SOURCE EXTRACT
--------------------------------

Russian envoy to US Sergey Kislyak cultivated powerful US networks

Russian Ambassador to the US Sergey Kislyak (center) arrives before US President Donald Trump addresses a joint session of the US Congress on Feb 28, 2017. PHOTO: AFP

WASHINGTON (NYTIMES) - Sergey Kislyak, the longtime Russian ambassador to the United States, hosted a dazzling dinner in his three-storey, beaux-arts mansion four blocks north of the White House to toast Michael McFaul just weeks before he took up his post as the US envoy to Russia.

It was, McFaul recalled, an "over-the-top, extraordinary dinner," including five courses of Russian fusion cuisine for 50 seated guests who shared one main characteristic: They were government officials intimately involved in formulating Russia policy for the Obama administration, including senior figures from the Defence and State departments.

"I admired the fact that he was trying to reach deep into our government to cultivate relations with all kinds of people," McFaul said of the dinner in late 2011. "I was impressed by the way he went about that kind of socialising, the way he went about entertaining, but always with a political objective."

Kislyak's networking success has landed him at the centre of a sprawling controversy and made him the most prominent, if politically radioactive, ambassador in Washington.

Two advisers to President Donald Trump have run into trouble for not being more candid about contacts with Kislyak: Michael Flynn, who was forced to resign as national security adviser, and now Attorney General Jeff Sessions, who admitted two previously undisclosed conversations.

--------------------------------

Layout region records
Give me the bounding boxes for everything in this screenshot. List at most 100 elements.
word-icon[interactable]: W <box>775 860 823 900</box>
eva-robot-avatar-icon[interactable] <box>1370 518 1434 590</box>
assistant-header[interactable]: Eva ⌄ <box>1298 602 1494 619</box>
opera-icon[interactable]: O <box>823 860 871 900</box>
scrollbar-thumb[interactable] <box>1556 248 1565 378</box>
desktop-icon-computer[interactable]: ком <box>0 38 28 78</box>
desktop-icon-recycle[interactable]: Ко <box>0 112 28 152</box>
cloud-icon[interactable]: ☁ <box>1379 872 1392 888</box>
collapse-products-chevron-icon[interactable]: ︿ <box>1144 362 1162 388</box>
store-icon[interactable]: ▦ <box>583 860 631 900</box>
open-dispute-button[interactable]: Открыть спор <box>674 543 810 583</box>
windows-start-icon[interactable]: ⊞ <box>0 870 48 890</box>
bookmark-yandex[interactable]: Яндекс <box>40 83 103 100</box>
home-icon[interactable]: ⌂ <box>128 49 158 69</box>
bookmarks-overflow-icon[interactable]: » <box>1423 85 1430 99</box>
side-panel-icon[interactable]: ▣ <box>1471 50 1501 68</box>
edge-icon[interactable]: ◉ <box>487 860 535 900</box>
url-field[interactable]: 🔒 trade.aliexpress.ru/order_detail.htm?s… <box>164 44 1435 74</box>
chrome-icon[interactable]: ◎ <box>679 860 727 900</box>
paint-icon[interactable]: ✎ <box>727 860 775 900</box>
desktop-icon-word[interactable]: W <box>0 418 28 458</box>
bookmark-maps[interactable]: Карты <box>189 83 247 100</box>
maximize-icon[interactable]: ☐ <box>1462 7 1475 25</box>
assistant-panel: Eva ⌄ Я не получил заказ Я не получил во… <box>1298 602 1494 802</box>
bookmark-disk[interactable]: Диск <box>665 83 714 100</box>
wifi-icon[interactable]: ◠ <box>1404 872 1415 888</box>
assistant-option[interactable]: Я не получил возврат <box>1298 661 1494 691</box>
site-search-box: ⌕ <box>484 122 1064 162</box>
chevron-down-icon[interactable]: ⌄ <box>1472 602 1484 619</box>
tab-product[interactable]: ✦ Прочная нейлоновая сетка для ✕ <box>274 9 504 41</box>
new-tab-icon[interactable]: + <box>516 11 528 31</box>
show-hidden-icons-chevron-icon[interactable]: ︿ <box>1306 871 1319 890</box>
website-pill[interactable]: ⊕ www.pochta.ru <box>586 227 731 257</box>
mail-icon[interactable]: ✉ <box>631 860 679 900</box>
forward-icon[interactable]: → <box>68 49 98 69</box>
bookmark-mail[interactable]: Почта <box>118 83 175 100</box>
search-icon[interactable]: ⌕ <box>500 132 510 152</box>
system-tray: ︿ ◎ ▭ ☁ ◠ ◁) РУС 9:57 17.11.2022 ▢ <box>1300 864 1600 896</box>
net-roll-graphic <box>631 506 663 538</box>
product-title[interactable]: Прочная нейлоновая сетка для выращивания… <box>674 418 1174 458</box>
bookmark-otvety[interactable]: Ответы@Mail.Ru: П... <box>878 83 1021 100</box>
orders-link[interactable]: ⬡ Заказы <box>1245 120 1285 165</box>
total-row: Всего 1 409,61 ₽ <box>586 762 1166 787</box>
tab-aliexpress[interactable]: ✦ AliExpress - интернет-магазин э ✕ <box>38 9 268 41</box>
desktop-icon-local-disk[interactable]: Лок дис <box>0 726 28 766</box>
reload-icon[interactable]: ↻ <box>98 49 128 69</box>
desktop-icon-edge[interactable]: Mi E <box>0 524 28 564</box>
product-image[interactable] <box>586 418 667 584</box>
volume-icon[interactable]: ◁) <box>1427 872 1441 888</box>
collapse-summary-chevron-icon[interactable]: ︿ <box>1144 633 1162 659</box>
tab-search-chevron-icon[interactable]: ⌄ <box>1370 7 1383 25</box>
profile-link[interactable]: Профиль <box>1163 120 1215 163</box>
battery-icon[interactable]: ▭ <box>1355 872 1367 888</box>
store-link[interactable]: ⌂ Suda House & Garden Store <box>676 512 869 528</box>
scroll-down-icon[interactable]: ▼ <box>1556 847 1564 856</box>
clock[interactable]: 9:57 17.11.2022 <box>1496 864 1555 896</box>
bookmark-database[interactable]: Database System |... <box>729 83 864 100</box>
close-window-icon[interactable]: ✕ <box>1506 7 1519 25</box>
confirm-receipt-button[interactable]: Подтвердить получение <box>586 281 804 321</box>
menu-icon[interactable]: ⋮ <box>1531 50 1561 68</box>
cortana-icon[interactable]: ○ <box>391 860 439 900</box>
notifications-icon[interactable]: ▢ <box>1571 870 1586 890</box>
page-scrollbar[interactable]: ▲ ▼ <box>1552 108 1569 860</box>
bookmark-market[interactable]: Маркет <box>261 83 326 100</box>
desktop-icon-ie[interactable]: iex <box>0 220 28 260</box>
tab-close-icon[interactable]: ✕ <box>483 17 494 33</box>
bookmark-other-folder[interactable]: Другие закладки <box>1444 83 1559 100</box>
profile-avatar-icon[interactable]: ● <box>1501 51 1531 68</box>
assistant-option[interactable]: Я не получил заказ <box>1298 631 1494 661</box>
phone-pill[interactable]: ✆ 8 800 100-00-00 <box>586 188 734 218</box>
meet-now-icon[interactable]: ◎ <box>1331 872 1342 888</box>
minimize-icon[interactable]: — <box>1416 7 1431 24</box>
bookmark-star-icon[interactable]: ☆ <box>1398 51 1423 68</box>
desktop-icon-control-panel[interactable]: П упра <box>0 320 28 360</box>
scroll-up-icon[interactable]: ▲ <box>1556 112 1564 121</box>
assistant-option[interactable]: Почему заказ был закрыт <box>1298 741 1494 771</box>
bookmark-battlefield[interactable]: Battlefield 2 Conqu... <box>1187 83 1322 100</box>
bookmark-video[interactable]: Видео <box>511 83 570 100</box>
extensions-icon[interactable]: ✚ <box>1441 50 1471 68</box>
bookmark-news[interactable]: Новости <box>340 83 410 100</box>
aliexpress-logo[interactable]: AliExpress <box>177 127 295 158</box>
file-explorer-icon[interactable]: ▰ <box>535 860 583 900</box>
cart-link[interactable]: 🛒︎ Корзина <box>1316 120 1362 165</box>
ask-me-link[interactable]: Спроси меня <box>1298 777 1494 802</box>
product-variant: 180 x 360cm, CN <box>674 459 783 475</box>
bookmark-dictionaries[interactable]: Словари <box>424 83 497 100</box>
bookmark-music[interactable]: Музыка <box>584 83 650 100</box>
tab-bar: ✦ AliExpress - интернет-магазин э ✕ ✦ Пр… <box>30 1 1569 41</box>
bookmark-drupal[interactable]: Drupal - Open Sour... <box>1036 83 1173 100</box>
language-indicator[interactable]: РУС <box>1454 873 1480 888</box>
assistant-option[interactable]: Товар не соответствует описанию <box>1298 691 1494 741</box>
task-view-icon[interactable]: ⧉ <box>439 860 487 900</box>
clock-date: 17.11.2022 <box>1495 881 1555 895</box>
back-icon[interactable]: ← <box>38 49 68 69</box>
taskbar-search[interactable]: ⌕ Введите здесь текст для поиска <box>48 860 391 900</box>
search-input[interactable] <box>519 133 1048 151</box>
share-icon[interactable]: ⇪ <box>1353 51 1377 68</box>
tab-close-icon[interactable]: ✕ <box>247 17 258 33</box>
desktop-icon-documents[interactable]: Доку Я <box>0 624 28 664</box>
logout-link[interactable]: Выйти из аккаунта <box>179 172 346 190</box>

--------------------------------

PROBLEMS
1. Rewrite the Kislyak article from the words "Russian envoy to" through "envoy to Russia.", switching "mansion" to "residence".
2. In the Kislyak article, which two advisers to President Donald Trump ran into trouble for not being more candid about contacts with Kislyak?

EXERCISE SOLUTIONS
1.
Russian envoy to US Sergey Kislyak cultivated powerful US networks

Russian Ambassador to the US Sergey Kislyak (center) arrives before US President Donald Trump addresses a joint session of the US Congress on Feb 28, 2017. PHOTO: AFP

WASHINGTON (NYTIMES) - Sergey Kislyak, the longtime Russian ambassador to the United States, hosted a dazzling dinner in his three-storey, beaux-arts residence four blocks north of the White House to toast Michael McFaul just weeks before he took up his post as the US envoy to Russia.

2. Michael Flynn and Attorney General Jeff Sessions.